Bounding box annotations
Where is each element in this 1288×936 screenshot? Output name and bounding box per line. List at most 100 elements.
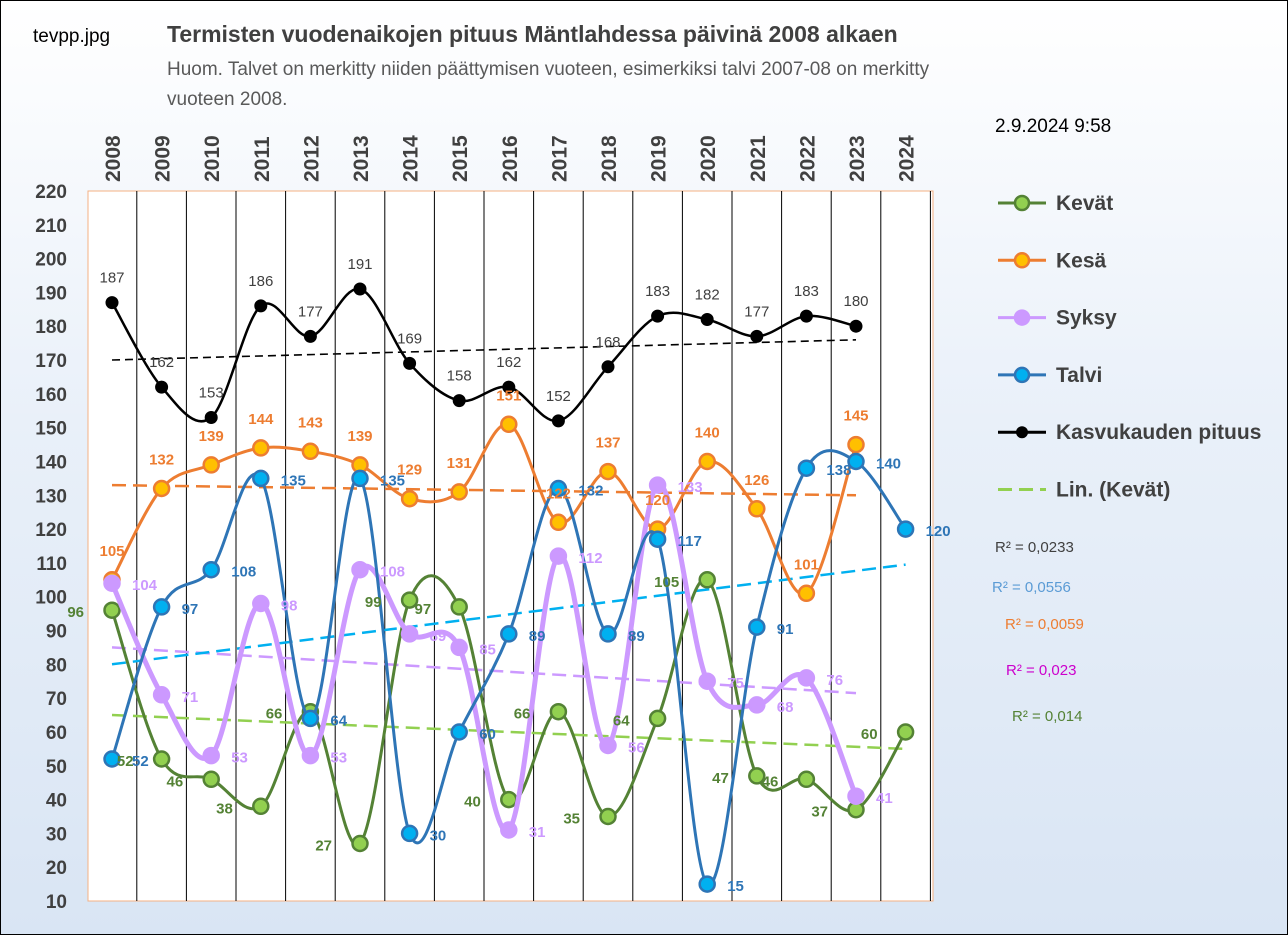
y-tick-label: 190 xyxy=(35,283,67,304)
legend-label: Talvi xyxy=(1056,364,1102,387)
legend-marker xyxy=(1013,366,1031,384)
trendline-Syksy xyxy=(111,646,857,695)
axes: 10 20 30 40 50 60 70 80 90 100 110 120 130 140 150 160 1… xyxy=(35,135,918,913)
y-tick-label: 100 xyxy=(35,588,67,609)
data-point xyxy=(599,807,617,826)
legend-marker xyxy=(1013,252,1031,269)
r-squared-label: R² = 0,0059 xyxy=(1005,616,1084,633)
data-point xyxy=(452,394,466,408)
data-labels: 96 52 46 38 66 27 99 97 40 66 35 64 105 47 46 37 60 105 13… xyxy=(67,256,950,895)
data-point xyxy=(797,770,816,789)
legend-label-trend: Lin. (Kevät) xyxy=(1056,479,1170,502)
y-tick-label: 130 xyxy=(35,486,67,507)
data-label: 15 xyxy=(727,878,744,895)
data-label: 104 xyxy=(132,577,158,594)
y-tick-label: 50 xyxy=(46,757,67,778)
data-label: 132 xyxy=(578,483,603,500)
data-label: 89 xyxy=(430,628,447,645)
y-tick-label: 140 xyxy=(35,453,67,474)
data-label: 152 xyxy=(546,388,571,405)
x-tick-label: 2008 xyxy=(102,135,125,182)
data-point xyxy=(202,746,220,765)
data-label: 35 xyxy=(563,811,580,828)
y-tick-label: 80 xyxy=(46,655,67,676)
data-label: 71 xyxy=(182,689,199,706)
series-lines xyxy=(103,282,915,893)
data-label: 139 xyxy=(347,428,372,445)
data-label: 96 xyxy=(67,604,84,621)
r-squared-label: R² = 0,0556 xyxy=(992,579,1071,596)
data-point xyxy=(549,702,568,721)
data-point xyxy=(599,736,617,755)
x-tick-label: 2020 xyxy=(697,135,720,182)
data-point xyxy=(252,469,270,488)
data-label: 177 xyxy=(744,303,769,320)
y-tick-label: 30 xyxy=(46,824,67,845)
data-label: 27 xyxy=(315,838,332,855)
x-tick-label: 2013 xyxy=(350,135,373,182)
y-tick-label: 20 xyxy=(46,858,67,879)
data-point xyxy=(450,598,468,616)
data-point xyxy=(797,584,816,603)
data-point xyxy=(549,513,568,532)
data-point xyxy=(648,709,667,728)
y-tick-label: 180 xyxy=(35,317,67,338)
y-tick-label: 60 xyxy=(46,723,67,744)
data-label: 101 xyxy=(794,556,819,573)
data-point xyxy=(748,696,766,714)
data-label: 120 xyxy=(645,492,670,509)
data-point xyxy=(601,360,615,374)
data-label: 60 xyxy=(861,726,878,743)
data-label: 153 xyxy=(199,385,224,402)
y-tick-label: 70 xyxy=(46,689,67,710)
data-label: 99 xyxy=(365,594,382,611)
data-point xyxy=(303,329,317,343)
x-tick-label: 2015 xyxy=(449,135,472,182)
data-label: 52 xyxy=(117,753,134,770)
data-point xyxy=(500,625,518,643)
data-label: 133 xyxy=(678,479,703,496)
data-label: 97 xyxy=(415,601,432,618)
data-point xyxy=(748,500,766,518)
data-point xyxy=(353,282,367,296)
y-tick-label: 160 xyxy=(35,385,67,406)
data-label: 117 xyxy=(678,533,702,550)
data-point xyxy=(847,435,865,454)
data-label: 41 xyxy=(876,790,893,807)
data-label: 177 xyxy=(298,303,323,320)
x-tick-label: 2021 xyxy=(747,135,770,182)
data-point xyxy=(152,750,171,768)
x-tick-label: 2009 xyxy=(152,135,175,182)
trendline-Kesä xyxy=(111,483,857,497)
data-label: 180 xyxy=(843,293,868,310)
data-label: 108 xyxy=(231,564,256,581)
data-point xyxy=(254,299,268,313)
data-point xyxy=(549,479,568,498)
data-point xyxy=(551,414,565,428)
data-label: 126 xyxy=(744,472,769,489)
data-label: 137 xyxy=(595,435,620,452)
data-label: 108 xyxy=(380,564,405,581)
data-point xyxy=(849,319,863,333)
data-label: 64 xyxy=(613,712,630,729)
x-tick-label: 2012 xyxy=(300,135,323,182)
x-tick-label: 2022 xyxy=(796,135,819,182)
data-label: 187 xyxy=(99,270,124,287)
data-point xyxy=(252,797,270,816)
x-tick-label: 2016 xyxy=(499,135,522,182)
data-label: 30 xyxy=(430,827,447,844)
data-label: 151 xyxy=(496,387,521,404)
legend-marker xyxy=(1013,309,1031,326)
filename-label: tevpp.jpg xyxy=(33,26,110,47)
data-label: 132 xyxy=(149,452,174,469)
y-tick-label: 120 xyxy=(35,520,67,541)
data-label: 169 xyxy=(397,330,422,347)
y-tick-label: 110 xyxy=(36,554,67,575)
data-point xyxy=(400,824,419,843)
data-label: 135 xyxy=(380,472,405,489)
data-point xyxy=(648,530,667,548)
data-point xyxy=(403,356,417,370)
data-point xyxy=(797,669,816,687)
data-label: 37 xyxy=(811,804,828,821)
data-point xyxy=(103,750,121,768)
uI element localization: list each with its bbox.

What you are asked to do
Write out these lines exactly, beginning at the line that contains "y-tick-label: 190 xyxy=(35,283,67,304)" and ending after the line that contains "data-point xyxy=(549,702,568,721)".

Response
y-tick-label: 190 xyxy=(35,283,67,304)
legend-label: Talvi xyxy=(1056,364,1102,387)
legend-marker xyxy=(1013,366,1031,384)
trendline-Syksy xyxy=(111,646,857,695)
axes: 10 20 30 40 50 60 70 80 90 100 110 120 130 140 150 160 1… xyxy=(35,135,918,913)
y-tick-label: 100 xyxy=(35,588,67,609)
data-point xyxy=(599,807,617,826)
legend-marker xyxy=(1013,252,1031,269)
r-squared-label: R² = 0,0059 xyxy=(1005,616,1084,633)
data-point xyxy=(452,394,466,408)
data-labels: 96 52 46 38 66 27 99 97 40 66 35 64 105 47 46 37 60 105 13… xyxy=(67,256,950,895)
data-point xyxy=(797,770,816,789)
legend-label-trend: Lin. (Kevät) xyxy=(1056,479,1170,502)
y-tick-label: 130 xyxy=(35,486,67,507)
data-label: 15 xyxy=(727,878,744,895)
data-label: 104 xyxy=(132,577,158,594)
y-tick-label: 50 xyxy=(46,757,67,778)
data-label: 132 xyxy=(578,483,603,500)
data-label: 89 xyxy=(430,628,447,645)
y-tick-label: 140 xyxy=(35,453,67,474)
data-label: 152 xyxy=(546,388,571,405)
x-tick-label: 2008 xyxy=(102,135,125,182)
data-point xyxy=(202,746,220,765)
data-label: 35 xyxy=(563,811,580,828)
y-tick-label: 80 xyxy=(46,655,67,676)
data-label: 71 xyxy=(182,689,199,706)
series-lines xyxy=(103,282,915,893)
data-label: 139 xyxy=(347,428,372,445)
data-label: 96 xyxy=(67,604,84,621)
r-squared-label: R² = 0,0556 xyxy=(992,579,1071,596)
data-point xyxy=(549,702,568,721)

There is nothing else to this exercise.